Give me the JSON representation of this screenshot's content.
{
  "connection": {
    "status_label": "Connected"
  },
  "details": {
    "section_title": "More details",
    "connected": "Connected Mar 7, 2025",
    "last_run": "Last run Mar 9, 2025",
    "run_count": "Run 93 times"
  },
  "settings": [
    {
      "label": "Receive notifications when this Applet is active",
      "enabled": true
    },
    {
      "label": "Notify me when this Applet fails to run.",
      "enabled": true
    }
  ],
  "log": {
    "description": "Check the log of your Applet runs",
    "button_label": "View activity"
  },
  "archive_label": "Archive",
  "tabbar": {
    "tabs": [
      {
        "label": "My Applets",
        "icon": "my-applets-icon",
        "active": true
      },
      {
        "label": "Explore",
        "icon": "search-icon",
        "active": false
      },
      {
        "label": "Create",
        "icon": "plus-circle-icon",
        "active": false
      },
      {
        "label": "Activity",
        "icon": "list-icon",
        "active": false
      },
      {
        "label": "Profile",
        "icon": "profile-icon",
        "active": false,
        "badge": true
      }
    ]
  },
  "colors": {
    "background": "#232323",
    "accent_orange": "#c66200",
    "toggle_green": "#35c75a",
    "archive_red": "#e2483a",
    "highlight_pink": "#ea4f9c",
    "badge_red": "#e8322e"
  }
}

**Set exercise:**
What do the records say? Quote them all exactly.

**Output for this task:**
Give me the JSON representation of this screenshot's content.
{
  "connection": {
    "status_label": "Connected"
  },
  "details": {
    "section_title": "More details",
    "connected": "Connected Mar 7, 2025",
    "last_run": "Last run Mar 9, 2025",
    "run_count": "Run 93 times"
  },
  "settings": [
    {
      "label": "Receive notifications when this Applet is active",
      "enabled": true
    },
    {
      "label": "Notify me when this Applet fails to run.",
      "enabled": true
    }
  ],
  "log": {
    "description": "Check the log of your Applet runs",
    "button_label": "View activity"
  },
  "archive_label": "Archive",
  "tabbar": {
    "tabs": [
      {
        "label": "My Applets",
        "icon": "my-applets-icon",
        "active": true
      },
      {
        "label": "Explore",
        "icon": "search-icon",
        "active": false
      },
      {
        "label": "Create",
        "icon": "plus-circle-icon",
        "active": false
      },
      {
        "label": "Activity",
        "icon": "list-icon",
        "active": false
      },
      {
        "label": "Profile",
        "icon": "profile-icon",
        "active": false,
        "badge": true
      }
    ]
  },
  "colors": {
    "background": "#232323",
    "accent_orange": "#c66200",
    "toggle_green": "#35c75a",
    "archive_red": "#e2483a",
    "highlight_pink": "#ea4f9c",
    "badge_red": "#e8322e"
  }
}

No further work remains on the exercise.